Given records start

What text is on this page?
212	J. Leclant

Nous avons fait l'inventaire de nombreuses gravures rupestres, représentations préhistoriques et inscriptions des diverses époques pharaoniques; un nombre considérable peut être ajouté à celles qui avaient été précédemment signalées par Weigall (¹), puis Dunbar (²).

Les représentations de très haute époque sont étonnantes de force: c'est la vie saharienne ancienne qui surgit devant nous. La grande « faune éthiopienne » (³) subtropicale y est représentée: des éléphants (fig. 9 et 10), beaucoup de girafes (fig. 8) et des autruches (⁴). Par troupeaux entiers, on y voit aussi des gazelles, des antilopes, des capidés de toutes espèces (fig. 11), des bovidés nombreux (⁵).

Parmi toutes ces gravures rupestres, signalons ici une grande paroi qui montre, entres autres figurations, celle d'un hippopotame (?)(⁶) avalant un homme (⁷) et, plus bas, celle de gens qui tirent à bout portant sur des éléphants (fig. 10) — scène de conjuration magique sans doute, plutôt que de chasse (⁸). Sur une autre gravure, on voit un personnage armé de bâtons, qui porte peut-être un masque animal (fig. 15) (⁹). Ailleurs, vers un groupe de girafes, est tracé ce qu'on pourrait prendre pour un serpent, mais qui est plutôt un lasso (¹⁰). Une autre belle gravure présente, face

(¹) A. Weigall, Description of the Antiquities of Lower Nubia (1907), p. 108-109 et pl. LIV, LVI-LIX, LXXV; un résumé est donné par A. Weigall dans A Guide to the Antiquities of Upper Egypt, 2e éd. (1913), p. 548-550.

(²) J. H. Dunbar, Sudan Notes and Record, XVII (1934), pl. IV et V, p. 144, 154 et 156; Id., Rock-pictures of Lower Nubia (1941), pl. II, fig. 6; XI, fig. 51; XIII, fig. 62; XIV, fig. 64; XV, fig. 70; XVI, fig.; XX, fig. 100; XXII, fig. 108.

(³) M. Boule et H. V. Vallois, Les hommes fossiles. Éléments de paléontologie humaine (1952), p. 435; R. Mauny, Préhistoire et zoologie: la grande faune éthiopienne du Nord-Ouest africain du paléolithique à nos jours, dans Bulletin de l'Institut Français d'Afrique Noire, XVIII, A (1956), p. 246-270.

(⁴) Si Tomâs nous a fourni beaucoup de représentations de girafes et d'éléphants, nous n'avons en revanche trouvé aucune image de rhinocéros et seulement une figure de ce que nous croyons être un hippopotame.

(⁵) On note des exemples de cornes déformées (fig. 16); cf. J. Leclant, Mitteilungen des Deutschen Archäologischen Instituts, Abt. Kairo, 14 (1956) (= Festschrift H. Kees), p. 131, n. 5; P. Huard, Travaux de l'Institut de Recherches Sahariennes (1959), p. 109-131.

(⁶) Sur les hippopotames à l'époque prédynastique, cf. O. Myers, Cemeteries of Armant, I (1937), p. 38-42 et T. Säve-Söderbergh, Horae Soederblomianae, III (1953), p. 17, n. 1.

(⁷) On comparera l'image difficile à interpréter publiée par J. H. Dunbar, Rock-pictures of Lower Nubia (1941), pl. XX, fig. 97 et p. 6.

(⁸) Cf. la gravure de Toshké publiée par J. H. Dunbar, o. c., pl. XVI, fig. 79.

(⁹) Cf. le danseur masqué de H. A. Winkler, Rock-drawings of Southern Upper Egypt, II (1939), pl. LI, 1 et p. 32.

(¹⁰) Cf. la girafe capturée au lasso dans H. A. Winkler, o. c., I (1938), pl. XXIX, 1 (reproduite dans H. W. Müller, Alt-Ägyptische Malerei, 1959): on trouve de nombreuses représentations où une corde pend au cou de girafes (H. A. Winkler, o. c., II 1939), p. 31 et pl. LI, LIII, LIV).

Given records end
Given records start

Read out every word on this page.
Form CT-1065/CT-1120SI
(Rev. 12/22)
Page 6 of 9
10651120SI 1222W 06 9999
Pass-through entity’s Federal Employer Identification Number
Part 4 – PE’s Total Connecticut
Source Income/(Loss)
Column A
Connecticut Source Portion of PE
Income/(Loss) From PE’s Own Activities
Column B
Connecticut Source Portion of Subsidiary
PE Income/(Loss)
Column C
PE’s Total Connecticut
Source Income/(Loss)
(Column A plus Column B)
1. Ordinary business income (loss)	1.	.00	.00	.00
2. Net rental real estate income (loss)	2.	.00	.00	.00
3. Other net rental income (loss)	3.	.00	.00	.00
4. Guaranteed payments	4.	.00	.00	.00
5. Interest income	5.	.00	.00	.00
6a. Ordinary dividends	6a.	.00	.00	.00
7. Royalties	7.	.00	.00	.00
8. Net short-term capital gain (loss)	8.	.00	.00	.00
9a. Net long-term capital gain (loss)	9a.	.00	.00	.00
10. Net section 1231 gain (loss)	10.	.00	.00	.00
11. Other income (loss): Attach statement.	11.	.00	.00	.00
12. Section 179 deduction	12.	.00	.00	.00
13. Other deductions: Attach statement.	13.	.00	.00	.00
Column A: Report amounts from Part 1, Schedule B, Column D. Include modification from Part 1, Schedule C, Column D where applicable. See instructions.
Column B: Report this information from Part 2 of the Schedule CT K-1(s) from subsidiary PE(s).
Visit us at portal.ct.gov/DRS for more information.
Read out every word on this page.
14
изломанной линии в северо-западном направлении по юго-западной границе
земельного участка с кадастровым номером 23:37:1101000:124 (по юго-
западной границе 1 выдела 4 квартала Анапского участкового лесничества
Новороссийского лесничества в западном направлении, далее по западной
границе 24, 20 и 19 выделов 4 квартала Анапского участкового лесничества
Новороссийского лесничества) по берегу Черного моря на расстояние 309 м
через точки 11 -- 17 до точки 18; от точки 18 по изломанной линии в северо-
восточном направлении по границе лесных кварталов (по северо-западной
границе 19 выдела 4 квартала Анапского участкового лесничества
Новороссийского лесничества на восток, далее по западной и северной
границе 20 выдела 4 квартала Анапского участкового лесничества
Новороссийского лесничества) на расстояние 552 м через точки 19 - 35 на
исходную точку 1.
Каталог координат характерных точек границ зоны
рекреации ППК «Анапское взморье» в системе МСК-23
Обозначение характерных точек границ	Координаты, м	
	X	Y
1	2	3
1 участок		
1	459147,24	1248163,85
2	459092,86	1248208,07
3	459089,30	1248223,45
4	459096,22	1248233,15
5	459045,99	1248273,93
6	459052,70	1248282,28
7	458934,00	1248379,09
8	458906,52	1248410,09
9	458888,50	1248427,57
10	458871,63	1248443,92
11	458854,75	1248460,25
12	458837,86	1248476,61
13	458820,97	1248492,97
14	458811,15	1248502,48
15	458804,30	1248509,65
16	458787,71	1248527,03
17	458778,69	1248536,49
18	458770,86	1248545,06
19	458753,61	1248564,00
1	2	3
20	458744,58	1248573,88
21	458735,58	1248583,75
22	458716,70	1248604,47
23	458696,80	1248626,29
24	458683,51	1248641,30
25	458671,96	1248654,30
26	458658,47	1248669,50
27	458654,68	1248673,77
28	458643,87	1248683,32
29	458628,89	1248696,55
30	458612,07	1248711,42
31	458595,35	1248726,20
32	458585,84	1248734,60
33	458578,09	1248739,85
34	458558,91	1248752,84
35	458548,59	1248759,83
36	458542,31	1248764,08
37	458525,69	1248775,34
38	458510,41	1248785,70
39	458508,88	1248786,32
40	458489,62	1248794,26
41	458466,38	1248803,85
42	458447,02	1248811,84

Given records end

Goal: Determine how many lines in the listing above hold the string "rupestres", then write only the number.

Exercise answer: 2